Set out every line bearing the string "slots".

** begin SUPPLIED DATA **

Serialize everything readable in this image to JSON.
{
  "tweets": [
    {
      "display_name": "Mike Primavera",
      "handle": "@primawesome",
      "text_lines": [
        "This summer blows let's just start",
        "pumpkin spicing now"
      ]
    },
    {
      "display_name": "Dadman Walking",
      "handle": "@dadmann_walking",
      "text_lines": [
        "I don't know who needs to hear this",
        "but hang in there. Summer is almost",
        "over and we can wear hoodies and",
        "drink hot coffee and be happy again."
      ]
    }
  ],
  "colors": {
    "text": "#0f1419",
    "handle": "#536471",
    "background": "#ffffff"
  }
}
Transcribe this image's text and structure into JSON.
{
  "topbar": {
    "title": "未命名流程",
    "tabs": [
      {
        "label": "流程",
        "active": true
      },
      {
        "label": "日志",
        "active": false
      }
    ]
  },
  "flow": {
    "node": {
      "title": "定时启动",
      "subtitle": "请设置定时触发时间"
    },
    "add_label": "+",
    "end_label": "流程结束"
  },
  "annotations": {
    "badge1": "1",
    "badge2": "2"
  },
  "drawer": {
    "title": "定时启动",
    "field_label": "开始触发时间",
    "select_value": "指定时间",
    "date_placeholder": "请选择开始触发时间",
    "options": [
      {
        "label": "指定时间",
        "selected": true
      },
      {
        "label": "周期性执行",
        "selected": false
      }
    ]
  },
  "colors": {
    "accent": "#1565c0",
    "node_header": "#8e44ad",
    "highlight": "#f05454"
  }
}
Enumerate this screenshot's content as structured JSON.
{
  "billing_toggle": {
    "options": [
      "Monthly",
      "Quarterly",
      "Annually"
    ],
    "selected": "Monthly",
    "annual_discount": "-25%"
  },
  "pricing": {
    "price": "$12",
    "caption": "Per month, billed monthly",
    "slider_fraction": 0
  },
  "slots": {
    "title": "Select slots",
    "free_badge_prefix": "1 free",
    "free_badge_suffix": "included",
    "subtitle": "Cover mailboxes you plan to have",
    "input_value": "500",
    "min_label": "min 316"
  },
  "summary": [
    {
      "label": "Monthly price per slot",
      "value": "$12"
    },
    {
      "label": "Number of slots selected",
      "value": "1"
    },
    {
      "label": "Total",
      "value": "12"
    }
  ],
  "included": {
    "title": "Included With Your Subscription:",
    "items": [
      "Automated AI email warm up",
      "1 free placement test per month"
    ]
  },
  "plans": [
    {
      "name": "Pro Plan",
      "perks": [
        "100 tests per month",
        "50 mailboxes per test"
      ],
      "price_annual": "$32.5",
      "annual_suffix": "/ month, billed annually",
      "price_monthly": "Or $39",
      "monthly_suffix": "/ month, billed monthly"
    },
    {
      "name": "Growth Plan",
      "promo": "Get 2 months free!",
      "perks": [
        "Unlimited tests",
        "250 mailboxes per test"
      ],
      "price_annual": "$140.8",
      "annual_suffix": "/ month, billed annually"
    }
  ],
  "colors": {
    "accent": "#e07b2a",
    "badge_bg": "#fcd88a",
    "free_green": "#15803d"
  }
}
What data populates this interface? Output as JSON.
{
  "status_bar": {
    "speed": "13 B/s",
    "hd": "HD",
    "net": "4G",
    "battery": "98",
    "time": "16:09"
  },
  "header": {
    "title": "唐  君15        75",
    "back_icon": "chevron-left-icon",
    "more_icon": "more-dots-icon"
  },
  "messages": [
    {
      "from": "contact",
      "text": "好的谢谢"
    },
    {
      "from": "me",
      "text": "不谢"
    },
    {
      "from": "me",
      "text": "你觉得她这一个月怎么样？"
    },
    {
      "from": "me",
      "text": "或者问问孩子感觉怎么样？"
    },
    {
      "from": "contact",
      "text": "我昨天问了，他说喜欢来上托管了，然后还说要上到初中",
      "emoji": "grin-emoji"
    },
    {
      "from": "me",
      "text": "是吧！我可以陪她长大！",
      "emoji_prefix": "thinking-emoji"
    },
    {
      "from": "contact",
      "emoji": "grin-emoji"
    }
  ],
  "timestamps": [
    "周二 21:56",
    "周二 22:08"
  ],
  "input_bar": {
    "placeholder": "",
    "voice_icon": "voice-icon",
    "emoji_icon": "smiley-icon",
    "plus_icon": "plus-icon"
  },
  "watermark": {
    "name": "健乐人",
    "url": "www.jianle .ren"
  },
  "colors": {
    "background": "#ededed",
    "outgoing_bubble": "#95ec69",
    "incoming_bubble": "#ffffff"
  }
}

** end SUPPLIED DATA **

• RESPONSE TO THIS EXERCISE:
  "slots": {
    "title": "Select slots",
      "label": "Number of slots selected",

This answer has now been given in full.